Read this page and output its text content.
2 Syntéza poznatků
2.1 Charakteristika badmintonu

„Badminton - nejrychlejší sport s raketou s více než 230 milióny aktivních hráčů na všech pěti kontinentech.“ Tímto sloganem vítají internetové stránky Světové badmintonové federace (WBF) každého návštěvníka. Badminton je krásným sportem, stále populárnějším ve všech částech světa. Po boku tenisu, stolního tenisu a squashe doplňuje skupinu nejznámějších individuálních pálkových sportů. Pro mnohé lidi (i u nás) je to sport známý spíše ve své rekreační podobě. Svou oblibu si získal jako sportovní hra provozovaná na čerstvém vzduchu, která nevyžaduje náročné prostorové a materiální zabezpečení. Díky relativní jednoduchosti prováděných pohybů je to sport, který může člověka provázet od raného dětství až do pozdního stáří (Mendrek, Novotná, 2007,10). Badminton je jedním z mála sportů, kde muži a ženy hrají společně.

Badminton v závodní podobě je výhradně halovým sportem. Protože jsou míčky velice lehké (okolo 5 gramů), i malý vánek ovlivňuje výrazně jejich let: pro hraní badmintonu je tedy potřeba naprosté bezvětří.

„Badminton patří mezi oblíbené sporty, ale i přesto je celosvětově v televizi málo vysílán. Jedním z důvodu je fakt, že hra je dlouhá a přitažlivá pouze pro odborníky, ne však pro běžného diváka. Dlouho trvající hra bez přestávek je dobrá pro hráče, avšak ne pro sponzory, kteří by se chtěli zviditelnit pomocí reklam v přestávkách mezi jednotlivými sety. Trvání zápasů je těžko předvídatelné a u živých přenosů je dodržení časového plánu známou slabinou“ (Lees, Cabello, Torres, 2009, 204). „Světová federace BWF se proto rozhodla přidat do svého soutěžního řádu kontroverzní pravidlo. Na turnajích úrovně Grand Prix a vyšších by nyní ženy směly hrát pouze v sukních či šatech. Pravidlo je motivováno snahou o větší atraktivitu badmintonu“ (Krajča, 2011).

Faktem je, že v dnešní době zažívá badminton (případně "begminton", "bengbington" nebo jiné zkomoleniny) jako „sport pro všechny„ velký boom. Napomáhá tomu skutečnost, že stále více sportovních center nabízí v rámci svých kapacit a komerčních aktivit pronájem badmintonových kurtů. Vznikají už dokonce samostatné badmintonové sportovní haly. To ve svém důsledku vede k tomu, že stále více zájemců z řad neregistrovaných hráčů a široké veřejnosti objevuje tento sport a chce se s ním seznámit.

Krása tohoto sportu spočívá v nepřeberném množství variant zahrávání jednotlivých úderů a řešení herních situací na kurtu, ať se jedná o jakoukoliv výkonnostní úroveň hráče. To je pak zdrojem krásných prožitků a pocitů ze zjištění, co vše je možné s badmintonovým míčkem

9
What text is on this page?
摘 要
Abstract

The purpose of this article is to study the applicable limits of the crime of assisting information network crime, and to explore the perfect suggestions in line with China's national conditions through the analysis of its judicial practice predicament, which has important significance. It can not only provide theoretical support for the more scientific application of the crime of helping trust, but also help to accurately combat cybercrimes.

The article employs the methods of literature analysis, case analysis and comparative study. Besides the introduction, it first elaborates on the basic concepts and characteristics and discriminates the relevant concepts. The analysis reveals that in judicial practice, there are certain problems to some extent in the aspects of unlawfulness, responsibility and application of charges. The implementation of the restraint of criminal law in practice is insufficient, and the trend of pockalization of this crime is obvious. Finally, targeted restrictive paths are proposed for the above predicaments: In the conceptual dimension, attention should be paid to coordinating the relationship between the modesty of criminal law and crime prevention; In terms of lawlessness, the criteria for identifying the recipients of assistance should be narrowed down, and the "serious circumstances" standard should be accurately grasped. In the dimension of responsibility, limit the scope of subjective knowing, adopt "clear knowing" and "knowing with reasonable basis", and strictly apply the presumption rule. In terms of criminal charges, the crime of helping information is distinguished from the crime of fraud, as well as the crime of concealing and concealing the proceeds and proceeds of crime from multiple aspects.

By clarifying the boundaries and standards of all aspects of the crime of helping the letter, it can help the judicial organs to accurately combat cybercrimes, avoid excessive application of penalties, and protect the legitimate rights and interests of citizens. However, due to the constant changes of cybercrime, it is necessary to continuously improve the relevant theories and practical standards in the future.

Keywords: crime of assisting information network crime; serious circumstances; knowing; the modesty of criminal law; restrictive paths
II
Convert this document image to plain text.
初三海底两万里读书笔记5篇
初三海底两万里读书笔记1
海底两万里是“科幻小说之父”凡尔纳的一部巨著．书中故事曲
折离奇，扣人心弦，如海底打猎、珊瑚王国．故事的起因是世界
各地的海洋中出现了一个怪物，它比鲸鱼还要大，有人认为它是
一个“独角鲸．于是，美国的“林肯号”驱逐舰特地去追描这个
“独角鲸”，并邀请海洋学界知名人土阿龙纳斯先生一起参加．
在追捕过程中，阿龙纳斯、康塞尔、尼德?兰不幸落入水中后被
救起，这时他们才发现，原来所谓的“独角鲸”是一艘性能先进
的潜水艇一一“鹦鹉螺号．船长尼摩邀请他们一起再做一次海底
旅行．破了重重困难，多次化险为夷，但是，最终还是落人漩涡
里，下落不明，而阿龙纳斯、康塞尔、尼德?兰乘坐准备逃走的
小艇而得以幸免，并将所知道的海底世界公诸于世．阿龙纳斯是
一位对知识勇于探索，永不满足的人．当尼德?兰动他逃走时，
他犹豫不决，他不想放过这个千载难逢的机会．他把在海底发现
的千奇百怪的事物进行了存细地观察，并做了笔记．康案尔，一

→ **Exercise description**: Output every record above exactly as it appears.

→ **Written solution**:
Read this page and output its text content.
2 Syntéza poznatků
2.1 Charakteristika badmintonu

„Badminton - nejrychlejší sport s raketou s více než 230 milióny aktivních hráčů na všech pěti kontinentech.“ Tímto sloganem vítají internetové stránky Světové badmintonové federace (WBF) každého návštěvníka. Badminton je krásným sportem, stále populárnějším ve všech částech světa. Po boku tenisu, stolního tenisu a squashe doplňuje skupinu nejznámějších individuálních pálkových sportů. Pro mnohé lidi (i u nás) je to sport známý spíše ve své rekreační podobě. Svou oblibu si získal jako sportovní hra provozovaná na čerstvém vzduchu, která nevyžaduje náročné prostorové a materiální zabezpečení. Díky relativní jednoduchosti prováděných pohybů je to sport, který může člověka provázet od raného dětství až do pozdního stáří (Mendrek, Novotná, 2007,10). Badminton je jedním z mála sportů, kde muži a ženy hrají společně.

Badminton v závodní podobě je výhradně halovým sportem. Protože jsou míčky velice lehké (okolo 5 gramů), i malý vánek ovlivňuje výrazně jejich let: pro hraní badmintonu je tedy potřeba naprosté bezvětří.

„Badminton patří mezi oblíbené sporty, ale i přesto je celosvětově v televizi málo vysílán. Jedním z důvodu je fakt, že hra je dlouhá a přitažlivá pouze pro odborníky, ne však pro běžného diváka. Dlouho trvající hra bez přestávek je dobrá pro hráče, avšak ne pro sponzory, kteří by se chtěli zviditelnit pomocí reklam v přestávkách mezi jednotlivými sety. Trvání zápasů je těžko předvídatelné a u živých přenosů je dodržení časového plánu známou slabinou“ (Lees, Cabello, Torres, 2009, 204). „Světová federace BWF se proto rozhodla přidat do svého soutěžního řádu kontroverzní pravidlo. Na turnajích úrovně Grand Prix a vyšších by nyní ženy směly hrát pouze v sukních či šatech. Pravidlo je motivováno snahou o větší atraktivitu badmintonu“ (Krajča, 2011).

Faktem je, že v dnešní době zažívá badminton (případně "begminton", "bengbington" nebo jiné zkomoleniny) jako „sport pro všechny„ velký boom. Napomáhá tomu skutečnost, že stále více sportovních center nabízí v rámci svých kapacit a komerčních aktivit pronájem badmintonových kurtů. Vznikají už dokonce samostatné badmintonové sportovní haly. To ve svém důsledku vede k tomu, že stále více zájemců z řad neregistrovaných hráčů a široké veřejnosti objevuje tento sport a chce se s ním seznámit.

Krása tohoto sportu spočívá v nepřeberném množství variant zahrávání jednotlivých úderů a řešení herních situací na kurtu, ať se jedná o jakoukoliv výkonnostní úroveň hráče. To je pak zdrojem krásných prožitků a pocitů ze zjištění, co vše je možné s badmintonovým míčkem

9
What text is on this page?
摘 要
Abstract

The purpose of this article is to study the applicable limits of the crime of assisting information network crime, and to explore the perfect suggestions in line with China's national conditions through the analysis of its judicial practice predicament, which has important significance. It can not only provide theoretical support for the more scientific application of the crime of helping trust, but also help to accurately combat cybercrimes.

The article employs the methods of literature analysis, case analysis and comparative study. Besides the introduction, it first elaborates on the basic concepts and characteristics and discriminates the relevant concepts. The analysis reveals that in judicial practice, there are certain problems to some extent in the aspects of unlawfulness, responsibility and application of charges. The implementation of the restraint of criminal law in practice is insufficient, and the trend of pockalization of this crime is obvious. Finally, targeted restrictive paths are proposed for the above predicaments: In the conceptual dimension, attention should be paid to coordinating the relationship between the modesty of criminal law and crime prevention; In terms of lawlessness, the criteria for identifying the recipients of assistance should be narrowed down, and the "serious circumstances" standard should be accurately grasped. In the dimension of responsibility, limit the scope of subjective knowing, adopt "clear knowing" and "knowing with reasonable basis", and strictly apply the presumption rule. In terms of criminal charges, the crime of helping information is distinguished from the crime of fraud, as well as the crime of concealing and concealing the proceeds and proceeds of crime from multiple aspects.

By clarifying the boundaries and standards of all aspects of the crime of helping the letter, it can help the judicial organs to accurately combat cybercrimes, avoid excessive application of penalties, and protect the legitimate rights and interests of citizens. However, due to the constant changes of cybercrime, it is necessary to continuously improve the relevant theories and practical standards in the future.

Keywords: crime of assisting information network crime; serious circumstances; knowing; the modesty of criminal law; restrictive paths
II
Convert this document image to plain text.
初三海底两万里读书笔记5篇
初三海底两万里读书笔记1
海底两万里是“科幻小说之父”凡尔纳的一部巨著．书中故事曲
折离奇，扣人心弦，如海底打猎、珊瑚王国．故事的起因是世界
各地的海洋中出现了一个怪物，它比鲸鱼还要大，有人认为它是
一个“独角鲸．于是，美国的“林肯号”驱逐舰特地去追描这个
“独角鲸”，并邀请海洋学界知名人土阿龙纳斯先生一起参加．
在追捕过程中，阿龙纳斯、康塞尔、尼德?兰不幸落入水中后被
救起，这时他们才发现，原来所谓的“独角鲸”是一艘性能先进
的潜水艇一一“鹦鹉螺号．船长尼摩邀请他们一起再做一次海底
旅行．破了重重困难，多次化险为夷，但是，最终还是落人漩涡
里，下落不明，而阿龙纳斯、康塞尔、尼德?兰乘坐准备逃走的
小艇而得以幸免，并将所知道的海底世界公诸于世．阿龙纳斯是
一位对知识勇于探索，永不满足的人．当尼德?兰动他逃走时，
他犹豫不决，他不想放过这个千载难逢的机会．他把在海底发现
的千奇百怪的事物进行了存细地观察，并做了笔记．康案尔，一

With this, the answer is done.